» **Given problem**
Look through the entries below and count the lines with the word "label" in them; give only the number.

» **Data section**

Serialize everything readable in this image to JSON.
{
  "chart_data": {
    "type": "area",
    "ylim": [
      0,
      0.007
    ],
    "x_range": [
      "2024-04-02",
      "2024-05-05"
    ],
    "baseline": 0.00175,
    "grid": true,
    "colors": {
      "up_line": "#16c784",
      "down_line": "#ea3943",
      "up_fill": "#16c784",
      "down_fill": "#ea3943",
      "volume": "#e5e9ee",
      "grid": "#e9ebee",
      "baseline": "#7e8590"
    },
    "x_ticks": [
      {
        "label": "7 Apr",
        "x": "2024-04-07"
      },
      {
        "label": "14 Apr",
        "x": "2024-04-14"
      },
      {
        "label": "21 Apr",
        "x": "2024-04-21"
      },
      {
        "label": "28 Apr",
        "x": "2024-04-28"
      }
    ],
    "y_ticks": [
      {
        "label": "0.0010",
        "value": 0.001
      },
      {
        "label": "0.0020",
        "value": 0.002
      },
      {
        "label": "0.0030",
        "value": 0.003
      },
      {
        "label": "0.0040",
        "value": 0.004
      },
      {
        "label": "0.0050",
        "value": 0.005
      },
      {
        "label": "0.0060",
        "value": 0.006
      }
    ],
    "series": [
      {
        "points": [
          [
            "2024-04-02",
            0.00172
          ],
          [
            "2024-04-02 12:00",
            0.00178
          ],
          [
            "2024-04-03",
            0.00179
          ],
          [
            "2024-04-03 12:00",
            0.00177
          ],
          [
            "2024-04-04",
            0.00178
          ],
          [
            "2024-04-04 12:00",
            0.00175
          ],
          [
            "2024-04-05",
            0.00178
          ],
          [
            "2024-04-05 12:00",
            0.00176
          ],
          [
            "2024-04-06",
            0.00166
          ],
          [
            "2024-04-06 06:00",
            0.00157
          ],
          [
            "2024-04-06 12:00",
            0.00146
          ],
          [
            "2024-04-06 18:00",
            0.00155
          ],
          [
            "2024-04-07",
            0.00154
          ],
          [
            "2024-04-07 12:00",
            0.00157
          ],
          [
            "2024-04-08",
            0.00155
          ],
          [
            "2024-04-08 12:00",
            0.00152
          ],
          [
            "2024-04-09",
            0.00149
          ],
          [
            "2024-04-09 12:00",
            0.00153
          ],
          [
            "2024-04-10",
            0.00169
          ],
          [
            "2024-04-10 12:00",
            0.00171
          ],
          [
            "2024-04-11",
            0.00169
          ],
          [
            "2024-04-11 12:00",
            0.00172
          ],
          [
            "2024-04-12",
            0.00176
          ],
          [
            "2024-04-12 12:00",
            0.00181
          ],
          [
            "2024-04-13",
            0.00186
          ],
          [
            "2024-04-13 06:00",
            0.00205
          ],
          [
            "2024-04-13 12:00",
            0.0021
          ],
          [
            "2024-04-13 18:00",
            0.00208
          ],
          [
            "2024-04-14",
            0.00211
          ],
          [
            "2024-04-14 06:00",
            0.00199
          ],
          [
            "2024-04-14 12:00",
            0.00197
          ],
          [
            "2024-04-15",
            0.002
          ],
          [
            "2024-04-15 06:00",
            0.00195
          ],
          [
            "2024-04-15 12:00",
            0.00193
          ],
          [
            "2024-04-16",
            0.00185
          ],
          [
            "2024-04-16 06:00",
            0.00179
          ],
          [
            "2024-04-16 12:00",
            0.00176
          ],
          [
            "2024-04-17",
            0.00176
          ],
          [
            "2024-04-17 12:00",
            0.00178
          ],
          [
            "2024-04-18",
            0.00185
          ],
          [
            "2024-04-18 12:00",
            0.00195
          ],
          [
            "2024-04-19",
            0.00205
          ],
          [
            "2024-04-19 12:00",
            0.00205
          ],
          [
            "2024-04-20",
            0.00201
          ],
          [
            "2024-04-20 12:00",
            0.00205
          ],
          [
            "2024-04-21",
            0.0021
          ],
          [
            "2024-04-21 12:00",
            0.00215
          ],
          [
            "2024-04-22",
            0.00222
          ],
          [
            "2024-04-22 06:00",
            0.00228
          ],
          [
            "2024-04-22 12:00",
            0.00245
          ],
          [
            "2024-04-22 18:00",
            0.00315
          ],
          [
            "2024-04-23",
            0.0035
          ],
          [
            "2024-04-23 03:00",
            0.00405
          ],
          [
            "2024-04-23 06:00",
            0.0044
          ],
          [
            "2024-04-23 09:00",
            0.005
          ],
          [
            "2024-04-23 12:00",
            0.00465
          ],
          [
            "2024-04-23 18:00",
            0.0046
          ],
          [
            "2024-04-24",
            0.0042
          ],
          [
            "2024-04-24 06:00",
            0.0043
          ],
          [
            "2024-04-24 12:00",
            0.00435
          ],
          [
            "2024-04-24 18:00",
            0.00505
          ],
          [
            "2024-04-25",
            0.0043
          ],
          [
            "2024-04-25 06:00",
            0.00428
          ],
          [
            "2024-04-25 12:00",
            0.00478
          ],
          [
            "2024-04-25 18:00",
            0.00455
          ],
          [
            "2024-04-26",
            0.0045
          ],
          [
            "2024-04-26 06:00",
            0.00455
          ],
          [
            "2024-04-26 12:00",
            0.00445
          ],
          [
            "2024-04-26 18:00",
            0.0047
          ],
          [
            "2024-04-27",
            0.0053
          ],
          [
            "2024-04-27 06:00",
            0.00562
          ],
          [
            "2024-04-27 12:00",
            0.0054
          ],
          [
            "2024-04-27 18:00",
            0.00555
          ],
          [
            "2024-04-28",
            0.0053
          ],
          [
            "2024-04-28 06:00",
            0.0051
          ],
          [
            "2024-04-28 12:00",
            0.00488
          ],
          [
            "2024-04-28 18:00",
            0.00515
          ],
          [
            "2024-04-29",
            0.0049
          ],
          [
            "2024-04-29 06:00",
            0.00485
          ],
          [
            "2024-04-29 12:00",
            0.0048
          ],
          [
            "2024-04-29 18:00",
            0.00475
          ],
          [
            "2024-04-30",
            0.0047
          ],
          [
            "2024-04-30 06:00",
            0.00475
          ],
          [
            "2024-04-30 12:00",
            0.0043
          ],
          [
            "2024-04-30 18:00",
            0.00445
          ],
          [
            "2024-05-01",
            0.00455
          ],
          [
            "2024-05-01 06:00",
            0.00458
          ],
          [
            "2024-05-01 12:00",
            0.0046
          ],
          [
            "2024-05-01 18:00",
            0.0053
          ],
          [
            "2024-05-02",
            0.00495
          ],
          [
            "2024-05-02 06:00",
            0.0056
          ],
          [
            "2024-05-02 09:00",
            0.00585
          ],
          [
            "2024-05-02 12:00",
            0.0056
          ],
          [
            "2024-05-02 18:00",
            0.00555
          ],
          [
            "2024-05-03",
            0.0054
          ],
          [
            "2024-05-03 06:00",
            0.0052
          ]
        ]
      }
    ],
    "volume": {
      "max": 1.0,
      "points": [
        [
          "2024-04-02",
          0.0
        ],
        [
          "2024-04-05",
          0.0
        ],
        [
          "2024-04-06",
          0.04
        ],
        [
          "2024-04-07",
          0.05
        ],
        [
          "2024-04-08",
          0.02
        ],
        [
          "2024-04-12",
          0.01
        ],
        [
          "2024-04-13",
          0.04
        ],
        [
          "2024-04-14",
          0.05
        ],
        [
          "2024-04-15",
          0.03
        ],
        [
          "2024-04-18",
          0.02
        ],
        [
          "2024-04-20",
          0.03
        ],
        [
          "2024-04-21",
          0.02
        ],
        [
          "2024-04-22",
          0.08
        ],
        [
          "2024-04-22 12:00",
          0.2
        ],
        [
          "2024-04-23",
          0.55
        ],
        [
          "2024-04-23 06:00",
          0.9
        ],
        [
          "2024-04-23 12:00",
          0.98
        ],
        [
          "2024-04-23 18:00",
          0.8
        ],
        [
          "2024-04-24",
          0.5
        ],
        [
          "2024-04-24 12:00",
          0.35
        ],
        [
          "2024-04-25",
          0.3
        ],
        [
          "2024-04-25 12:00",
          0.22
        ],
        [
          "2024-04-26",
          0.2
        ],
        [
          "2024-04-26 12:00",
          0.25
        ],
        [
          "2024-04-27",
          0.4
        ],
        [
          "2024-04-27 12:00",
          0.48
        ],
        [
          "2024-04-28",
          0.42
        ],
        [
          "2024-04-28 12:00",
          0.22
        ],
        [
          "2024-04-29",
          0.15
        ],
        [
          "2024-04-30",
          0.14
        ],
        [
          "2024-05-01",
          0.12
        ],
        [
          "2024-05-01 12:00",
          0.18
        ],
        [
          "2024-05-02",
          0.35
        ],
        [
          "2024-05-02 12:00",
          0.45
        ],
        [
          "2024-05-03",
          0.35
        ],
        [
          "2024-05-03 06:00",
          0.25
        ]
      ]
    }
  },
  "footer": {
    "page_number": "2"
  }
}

» **The reply**
10